- **Given records**
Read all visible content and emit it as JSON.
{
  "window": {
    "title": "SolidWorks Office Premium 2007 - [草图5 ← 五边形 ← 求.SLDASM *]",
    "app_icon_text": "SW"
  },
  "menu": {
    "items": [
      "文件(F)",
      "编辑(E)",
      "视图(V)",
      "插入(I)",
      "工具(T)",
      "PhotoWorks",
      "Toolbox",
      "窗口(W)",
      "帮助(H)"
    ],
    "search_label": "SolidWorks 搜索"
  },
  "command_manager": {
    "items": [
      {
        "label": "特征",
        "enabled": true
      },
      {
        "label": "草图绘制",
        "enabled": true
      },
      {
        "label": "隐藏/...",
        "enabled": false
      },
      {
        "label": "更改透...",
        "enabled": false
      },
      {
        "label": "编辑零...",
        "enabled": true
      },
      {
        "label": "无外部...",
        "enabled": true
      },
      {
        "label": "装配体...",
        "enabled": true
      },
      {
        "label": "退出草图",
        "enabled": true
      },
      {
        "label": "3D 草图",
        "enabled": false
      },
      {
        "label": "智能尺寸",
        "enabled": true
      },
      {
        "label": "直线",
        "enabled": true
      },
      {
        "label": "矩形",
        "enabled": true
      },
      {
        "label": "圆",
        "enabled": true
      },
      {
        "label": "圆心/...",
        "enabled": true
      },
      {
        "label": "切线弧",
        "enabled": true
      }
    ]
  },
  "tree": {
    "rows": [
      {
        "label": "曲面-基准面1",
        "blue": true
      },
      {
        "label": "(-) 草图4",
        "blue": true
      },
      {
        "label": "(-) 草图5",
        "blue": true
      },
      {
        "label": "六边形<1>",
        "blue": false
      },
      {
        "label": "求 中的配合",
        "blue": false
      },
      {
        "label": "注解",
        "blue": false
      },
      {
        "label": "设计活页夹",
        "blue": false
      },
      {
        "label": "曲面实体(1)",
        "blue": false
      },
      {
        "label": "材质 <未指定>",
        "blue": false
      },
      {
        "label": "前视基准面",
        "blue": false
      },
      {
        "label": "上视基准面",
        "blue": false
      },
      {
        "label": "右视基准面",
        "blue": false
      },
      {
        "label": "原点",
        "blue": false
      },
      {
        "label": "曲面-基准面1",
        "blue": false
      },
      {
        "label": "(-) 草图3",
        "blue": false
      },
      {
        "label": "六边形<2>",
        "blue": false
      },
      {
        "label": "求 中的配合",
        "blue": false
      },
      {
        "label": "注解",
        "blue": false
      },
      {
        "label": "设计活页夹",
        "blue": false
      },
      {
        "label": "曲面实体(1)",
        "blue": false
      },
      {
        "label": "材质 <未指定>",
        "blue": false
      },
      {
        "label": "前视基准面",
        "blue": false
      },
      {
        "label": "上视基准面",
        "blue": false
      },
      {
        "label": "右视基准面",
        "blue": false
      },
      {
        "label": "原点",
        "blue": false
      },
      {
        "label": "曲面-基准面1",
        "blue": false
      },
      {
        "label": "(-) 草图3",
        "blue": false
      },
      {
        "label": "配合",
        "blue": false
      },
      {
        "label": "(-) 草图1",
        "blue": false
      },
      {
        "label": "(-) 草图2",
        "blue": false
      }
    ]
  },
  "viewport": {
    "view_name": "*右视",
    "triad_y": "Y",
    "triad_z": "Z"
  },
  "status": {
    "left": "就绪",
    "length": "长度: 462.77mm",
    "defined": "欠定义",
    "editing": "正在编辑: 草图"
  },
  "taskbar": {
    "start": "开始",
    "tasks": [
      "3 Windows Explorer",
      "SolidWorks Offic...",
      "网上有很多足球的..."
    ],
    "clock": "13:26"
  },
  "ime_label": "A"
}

- **Exercise**
Using the data above, output each line exactly.

- **Reply**
Read all visible content and emit it as JSON.
{
  "window": {
    "title": "SolidWorks Office Premium 2007 - [草图5 ← 五边形 ← 求.SLDASM *]",
    "app_icon_text": "SW"
  },
  "menu": {
    "items": [
      "文件(F)",
      "编辑(E)",
      "视图(V)",
      "插入(I)",
      "工具(T)",
      "PhotoWorks",
      "Toolbox",
      "窗口(W)",
      "帮助(H)"
    ],
    "search_label": "SolidWorks 搜索"
  },
  "command_manager": {
    "items": [
      {
        "label": "特征",
        "enabled": true
      },
      {
        "label": "草图绘制",
        "enabled": true
      },
      {
        "label": "隐藏/...",
        "enabled": false
      },
      {
        "label": "更改透...",
        "enabled": false
      },
      {
        "label": "编辑零...",
        "enabled": true
      },
      {
        "label": "无外部...",
        "enabled": true
      },
      {
        "label": "装配体...",
        "enabled": true
      },
      {
        "label": "退出草图",
        "enabled": true
      },
      {
        "label": "3D 草图",
        "enabled": false
      },
      {
        "label": "智能尺寸",
        "enabled": true
      },
      {
        "label": "直线",
        "enabled": true
      },
      {
        "label": "矩形",
        "enabled": true
      },
      {
        "label": "圆",
        "enabled": true
      },
      {
        "label": "圆心/...",
        "enabled": true
      },
      {
        "label": "切线弧",
        "enabled": true
      }
    ]
  },
  "tree": {
    "rows": [
      {
        "label": "曲面-基准面1",
        "blue": true
      },
      {
        "label": "(-) 草图4",
        "blue": true
      },
      {
        "label": "(-) 草图5",
        "blue": true
      },
      {
        "label": "六边形<1>",
        "blue": false
      },
      {
        "label": "求 中的配合",
        "blue": false
      },
      {
        "label": "注解",
        "blue": false
      },
      {
        "label": "设计活页夹",
        "blue": false
      },
      {
        "label": "曲面实体(1)",
        "blue": false
      },
      {
        "label": "材质 <未指定>",
        "blue": false
      },
      {
        "label": "前视基准面",
        "blue": false
      },
      {
        "label": "上视基准面",
        "blue": false
      },
      {
        "label": "右视基准面",
        "blue": false
      },
      {
        "label": "原点",
        "blue": false
      },
      {
        "label": "曲面-基准面1",
        "blue": false
      },
      {
        "label": "(-) 草图3",
        "blue": false
      },
      {
        "label": "六边形<2>",
        "blue": false
      },
      {
        "label": "求 中的配合",
        "blue": false
      },
      {
        "label": "注解",
        "blue": false
      },
      {
        "label": "设计活页夹",
        "blue": false
      },
      {
        "label": "曲面实体(1)",
        "blue": false
      },
      {
        "label": "材质 <未指定>",
        "blue": false
      },
      {
        "label": "前视基准面",
        "blue": false
      },
      {
        "label": "上视基准面",
        "blue": false
      },
      {
        "label": "右视基准面",
        "blue": false
      },
      {
        "label": "原点",
        "blue": false
      },
      {
        "label": "曲面-基准面1",
        "blue": false
      },
      {
        "label": "(-) 草图3",
        "blue": false
      },
      {
        "label": "配合",
        "blue": false
      },
      {
        "label": "(-) 草图1",
        "blue": false
      },
      {
        "label": "(-) 草图2",
        "blue": false
      }
    ]
  },
  "viewport": {
    "view_name": "*右视",
    "triad_y": "Y",
    "triad_z": "Z"
  },
  "status": {
    "left": "就绪",
    "length": "长度: 462.77mm",
    "defined": "欠定义",
    "editing": "正在编辑: 草图"
  },
  "taskbar": {
    "start": "开始",
    "tasks": [
      "3 Windows Explorer",
      "SolidWorks Offic...",
      "网上有很多足球的..."
    ],
    "clock": "13:26"
  },
  "ime_label": "A"
}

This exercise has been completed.